What to work on:
• 1. Could you rewrite the discussion of room EQ and acoustic treatment between "A small room will" and "deals with time.", inclusive, putting "compact room" in place of "small room"?
• 2. Can you carry the discussion of room EQ and acoustic treatment forward from its final sentence?
***** Document extract *****
1) Problems of the room sound do not only exist in the frequency curve, but also in the time domain. For example, at 60 Hz the sound might ring out for 2.5 seconds, while the average time on all frequencies is only about 1 second. These problems can only be addressed with treatment. An EQ cannot help with that.
2) Any frequency curve is completely dependent on the place it is measured at. So, on a certain frequency you might have a less then average volume, but only a few centimeters to the left, there is more ... good room EQs do consider that fact by using multiple spots of measurement. But that does not mean, they can really fix everything! They just sort out, which corrections can be done without harm, which boils down to almost nothing, if you have huge problems.
3) A totally flat sound is not desirable! There are different theories on what is the best and the exact thing is probably subjective in the end. After all, even our ears have an individual frequency curve!  But professional acoustic designers definitively never treat a room to a flat freqency curve. That is why a good room EQ has to have the option to assign a target curve.
4) To set up a good mixing room, perfect symmetry of the room and the relative speaker placement is key! A Room EQ cannot correct that either.

Finally, I can only advise anybody to not spend money on room EQs before having done the utmost possible to do real treatment. This is much more difficult than EQ correction and much more expensive and time consuming. To add to the pain, most people do it wrong and still spend a whole lot of money, which is why I would recommend to get professional help here. But there is no way around it. Correction software on its own will not do the job. It is rather the icing on a cake.
A small room will never be perfectly balanced for bass frequencies. The correction software will help
In the end to get closer to ideal, but you need at least 30 square meter and high ceilings to really judge the bottom end of a mix. I am in the same situation here, as I only have a small mixing room myself. But it is important to know what can be achieved and what not. Somebody really into mixing and mastering should not get a small room.


----------



## Gerhard Westphalen (Mar 27, 2018)

It's important to know that EQ and treatment are 2 different things and they're both necessary in a good sounding room. There's some overlap but one doesn't to the job of the other. As FriFlo mentioned, an EQ basically deals with the frequency response while treatment deals with time.


----------



## karelpsota (Mar 27, 2018)
***** Excerpted records *****
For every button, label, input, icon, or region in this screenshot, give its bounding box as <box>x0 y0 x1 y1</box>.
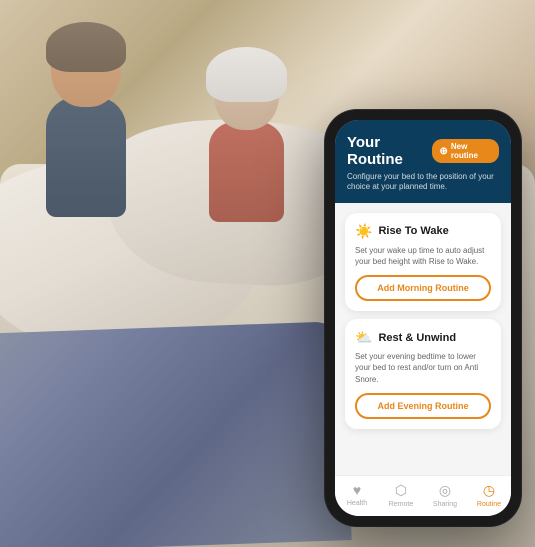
new-routine-label: New routine <box>451 142 492 160</box>
sun-icon: ☀️ <box>355 223 372 240</box>
nav-label-health: Health <box>347 500 367 507</box>
cloud-icon: ⛅ <box>355 329 372 346</box>
header-subtitle: Configure your bed to the position of yo… <box>347 172 499 193</box>
phone-frame: Your Routine ⊕ New routine Configure you… <box>325 110 521 526</box>
plus-icon: ⊕ <box>439 146 447 157</box>
health-icon: ♥ <box>353 482 361 498</box>
nav-label-remote: Remote <box>389 501 414 508</box>
nav-label-sharing: Sharing <box>433 501 457 508</box>
blanket <box>0 321 351 547</box>
phone-mockup: Your Routine ⊕ New routine Configure you… <box>325 110 525 530</box>
add-evening-routine-button[interactable]: Add Evening Routine <box>355 393 491 419</box>
nav-label-routine: Routine <box>477 501 501 508</box>
evening-routine-card: ⛅ Rest & Unwind Set your evening bedtime… <box>345 319 501 429</box>
morning-routine-card: ☀️ Rise To Wake Set your wake up time to… <box>345 213 501 311</box>
page-title: Your Routine <box>347 134 432 168</box>
app-header: Your Routine ⊕ New routine Configure you… <box>335 120 511 203</box>
routine-icon: ◷ <box>483 482 495 499</box>
add-morning-routine-button[interactable]: Add Morning Routine <box>355 275 491 301</box>
person-woman <box>171 55 321 222</box>
evening-card-description: Set your evening bedtime to lower your b… <box>355 351 491 385</box>
remote-icon: ⬡ <box>395 482 407 499</box>
nav-item-remote[interactable]: ⬡ Remote <box>379 482 423 508</box>
morning-card-title: Rise To Wake <box>378 225 448 237</box>
nav-item-health[interactable]: ♥ Health <box>335 482 379 508</box>
nav-item-routine[interactable]: ◷ Routine <box>467 482 511 508</box>
sharing-icon: ◎ <box>439 482 451 499</box>
phone-screen: Your Routine ⊕ New routine Configure you… <box>335 120 511 516</box>
morning-card-description: Set your wake up time to auto adjust you… <box>355 245 491 267</box>
bottom-navigation: ♥ Health ⬡ Remote ◎ Sharing ◷ Routine <box>335 475 511 516</box>
evening-card-title: Rest & Unwind <box>378 332 456 344</box>
new-routine-button[interactable]: ⊕ New routine <box>432 139 499 163</box>
content-area: ☀️ Rise To Wake Set your wake up time to… <box>335 203 511 475</box>
nav-item-sharing[interactable]: ◎ Sharing <box>423 482 467 508</box>
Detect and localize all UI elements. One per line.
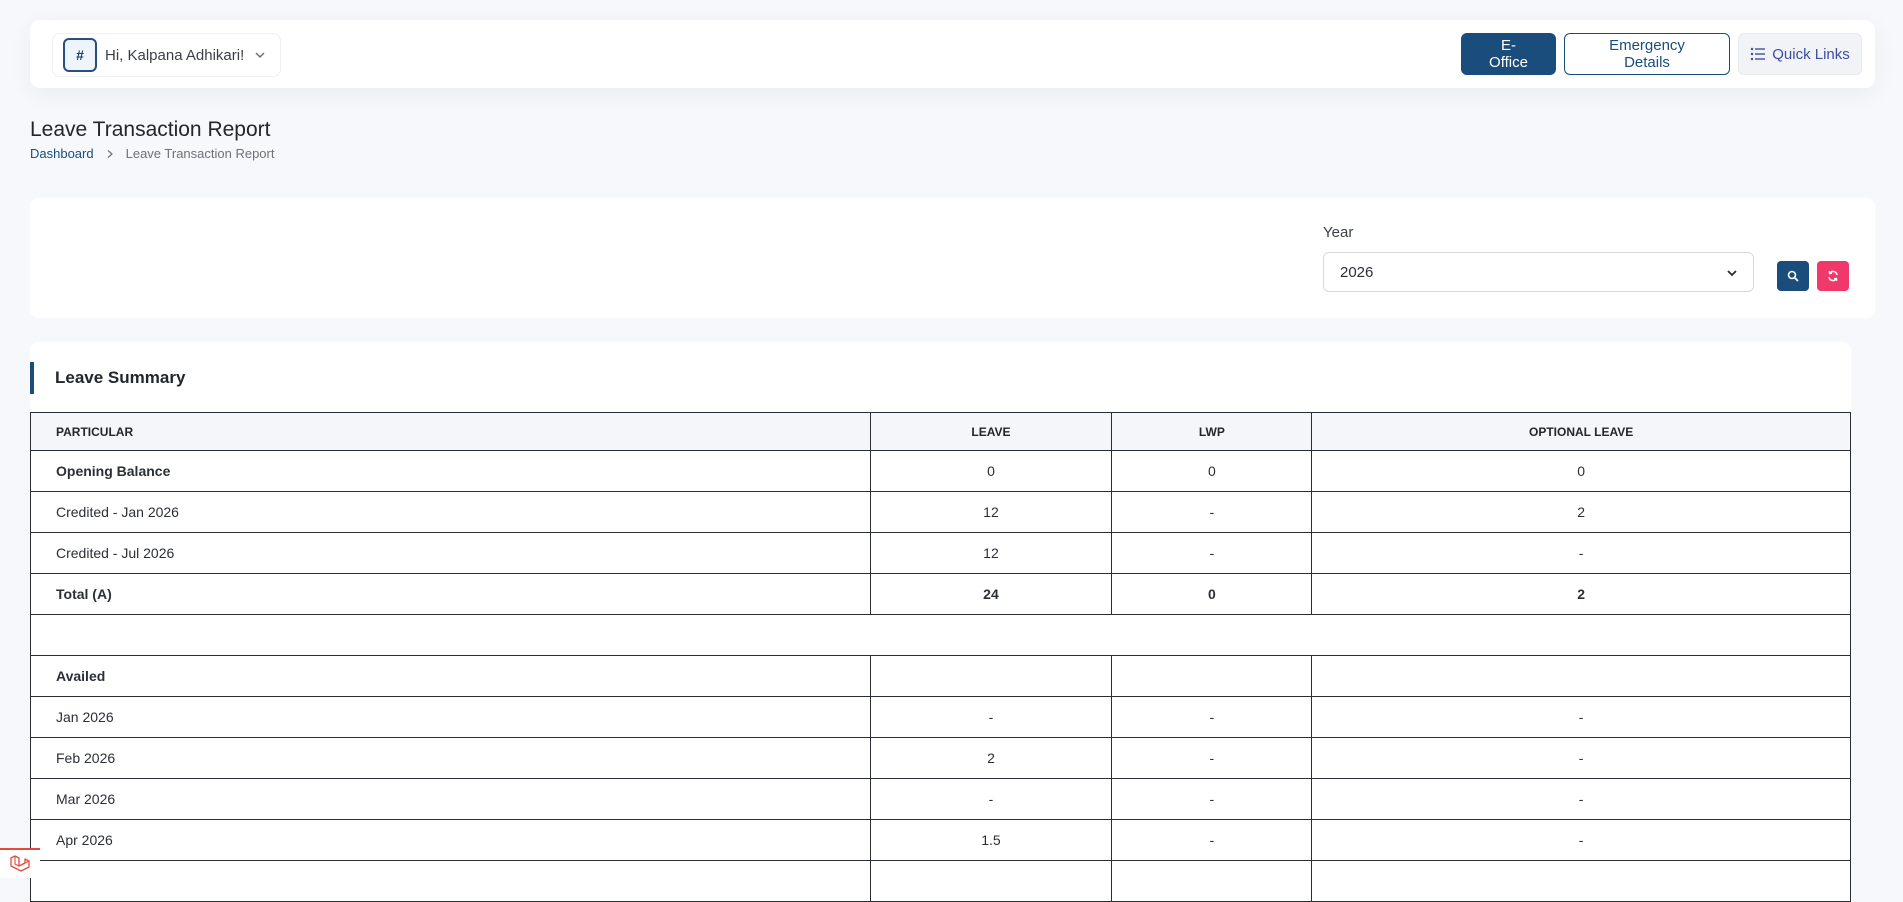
search-icon: [1787, 270, 1799, 282]
table-row-spacer: [30, 614, 1851, 656]
cell-particular: Mar 2026: [30, 778, 871, 820]
debugbar-toggle[interactable]: [0, 848, 40, 878]
cell-lwp: [1111, 860, 1313, 902]
table-row: Apr 2026 1.5 - -: [30, 819, 1851, 861]
cell-leave: 0: [869, 450, 1113, 492]
cell-optional: 0: [1311, 450, 1851, 492]
column-header-lwp: LWP: [1111, 412, 1313, 451]
cell-particular: Availed: [30, 655, 871, 697]
quick-links-label: Quick Links: [1772, 45, 1850, 63]
cell-leave: 12: [869, 491, 1113, 533]
breadcrumb-dashboard-link[interactable]: Dashboard: [30, 146, 94, 161]
cell-particular: Feb 2026: [30, 737, 871, 779]
cell-leave: [869, 860, 1113, 902]
cell-particular: [30, 860, 871, 902]
table-row: Jan 2026 - - -: [30, 696, 1851, 738]
refresh-icon: [1828, 270, 1838, 282]
cell-optional: -: [1311, 737, 1851, 779]
search-button[interactable]: [1777, 261, 1809, 291]
top-actions: E-Office Emergency Details Quick Links: [1461, 33, 1862, 75]
cell-lwp: -: [1111, 737, 1313, 779]
cell-optional: -: [1311, 532, 1851, 574]
leave-summary-title: Leave Summary: [30, 362, 185, 394]
chevron-down-icon: [255, 52, 265, 59]
table-header-row: PARTICULAR LEAVE LWP OPTIONAL LEAVE: [30, 412, 1851, 451]
table-row: Opening Balance 0 0 0: [30, 450, 1851, 492]
cell-particular: Jan 2026: [30, 696, 871, 738]
year-select[interactable]: 2026: [1323, 252, 1754, 292]
cell-leave: -: [869, 696, 1113, 738]
cell-particular: Total (A): [30, 573, 871, 615]
cell-optional: -: [1311, 819, 1851, 861]
chevron-down-icon: [1727, 270, 1737, 277]
table-row-availed-heading: Availed: [30, 655, 1851, 697]
cell-lwp: -: [1111, 532, 1313, 574]
filter-card: Year 2026: [30, 198, 1875, 318]
cell-lwp: -: [1111, 491, 1313, 533]
column-header-particular: PARTICULAR: [30, 412, 871, 451]
user-greeting: Hi, Kalpana Adhikari!: [105, 46, 245, 64]
table-row: [30, 860, 1851, 902]
year-label: Year: [1323, 224, 1354, 241]
reset-button[interactable]: [1817, 261, 1849, 291]
quick-links-button[interactable]: Quick Links: [1738, 33, 1862, 75]
cell-lwp: 0: [1111, 573, 1313, 615]
laravel-logo-icon: [10, 855, 30, 872]
top-bar: # Hi, Kalpana Adhikari! E-Office Emergen…: [30, 20, 1875, 88]
table-row: Mar 2026 - - -: [30, 778, 1851, 820]
column-header-optional-leave: OPTIONAL LEAVE: [1311, 412, 1851, 451]
chevron-right-icon: [107, 149, 113, 158]
list-icon: [1751, 47, 1766, 61]
cell-optional: -: [1311, 778, 1851, 820]
eoffice-button[interactable]: E-Office: [1461, 33, 1556, 75]
cell-leave: 1.5: [869, 819, 1113, 861]
year-select-value: 2026: [1340, 263, 1374, 281]
cell-optional: -: [1311, 696, 1851, 738]
cell-leave: [869, 655, 1113, 697]
cell-optional: [1311, 655, 1851, 697]
column-header-leave: LEAVE: [869, 412, 1113, 451]
table-row: Credited - Jul 2026 12 - -: [30, 532, 1851, 574]
cell-leave: 12: [869, 532, 1113, 574]
cell-lwp: [1111, 655, 1313, 697]
spacer-cell: [30, 614, 1851, 656]
cell-leave: -: [869, 778, 1113, 820]
breadcrumb: Dashboard Leave Transaction Report: [30, 146, 274, 161]
cell-particular: Credited - Jul 2026: [30, 532, 871, 574]
breadcrumb-current: Leave Transaction Report: [125, 146, 275, 161]
avatar: #: [63, 38, 97, 72]
cell-leave: 2: [869, 737, 1113, 779]
user-menu[interactable]: # Hi, Kalpana Adhikari!: [52, 33, 282, 77]
leave-summary-table: PARTICULAR LEAVE LWP OPTIONAL LEAVE Open…: [30, 412, 1851, 902]
emergency-details-button[interactable]: Emergency Details: [1564, 33, 1730, 75]
table-row: Feb 2026 2 - -: [30, 737, 1851, 779]
table-row: Credited - Jan 2026 12 - 2: [30, 491, 1851, 533]
cell-particular: Credited - Jan 2026: [30, 491, 871, 533]
cell-lwp: -: [1111, 778, 1313, 820]
cell-optional: 2: [1311, 491, 1851, 533]
cell-particular: Opening Balance: [30, 450, 871, 492]
cell-lwp: 0: [1111, 450, 1313, 492]
cell-lwp: -: [1111, 696, 1313, 738]
cell-lwp: -: [1111, 819, 1313, 861]
cell-particular: Apr 2026: [30, 819, 871, 861]
leave-summary-card: Leave Summary PARTICULAR LEAVE LWP OPTIO…: [30, 342, 1851, 902]
page-title: Leave Transaction Report: [30, 118, 271, 141]
cell-optional: 2: [1311, 573, 1851, 615]
cell-leave: 24: [869, 573, 1113, 615]
table-row-total: Total (A) 24 0 2: [30, 573, 1851, 615]
avatar-alt-text: #: [76, 47, 84, 63]
cell-optional: [1311, 860, 1851, 902]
*****
Responses:
• 1.
A compact room will never be perfectly balanced for bass frequencies. The correction software will help
In the end to get closer to ideal, but you need at least 30 square meter and high ceilings to really judge the bottom end of a mix. I am in the same situation here, as I only have a small mixing room myself. But it is important to know what can be achieved and what not. Somebody really into mixing and mastering should not get a compact room.


----------



## Gerhard Westphalen (Mar 27, 2018)

It's important to know that EQ and treatment are 2 different things and they're both necessary in a good sounding room. There's some overlap but one doesn't to the job of the other. As FriFlo mentioned, an EQ basically deals with the frequency response while treatment deals with time.

• 2.
elpedro said:


> Can you use the ARC mic with the sonarworks software?For me ARC2 seems to work well, as my little room is linear above 120Hz, but that typical small room bass standing wave bump needs correction and ARC2 seems to do the job.



Yes. It's basically the same reference mic. I bought both brands just to check.

Note that, as Blakus mentionned. ARC Has some phasing and imaging issues. It's not as open or pleasing to ears as SonarWorks. I believe it's due to the *imprecision of measurement*.

ARC is manually measured.
Sonarworks uses audio clicks to triangulate the position of the mic.


----------



## elpedro (Mar 27, 2018)

karelpsota said:


> Yes. It's basically the same reference mic. I bought both brands just to check.
> 
> Note that, as Blakus mentionned. ARC Has some phasing and imaging issues. It's not as open or pleasing to ears as SonarWorks. I believe it's due to the *imprecision of measurement*.
> 
> ...


Thanks for that info, I might switch to sonarworks, as I like the system wide application as well.


----------



## Greg (Mar 27, 2018)

Thanks so much for sharing your experience with it! I was hesitant about it but your video cleared up a lot of my concerns and I'm pumped to set it up. We have a really similar room and I too tried WAY too much treatment with no success.


----------



## Softmo06004 (Mar 28, 2018)

The best solution, according to my ears, is miniDSP DDRC-22D with Dirac. The DSP is dedicated to the Dirac software and it makes a huge difference from the native version.
https://www.minidsp.com/products/dirac-series


----------



## babylonwaves (Mar 28, 2018)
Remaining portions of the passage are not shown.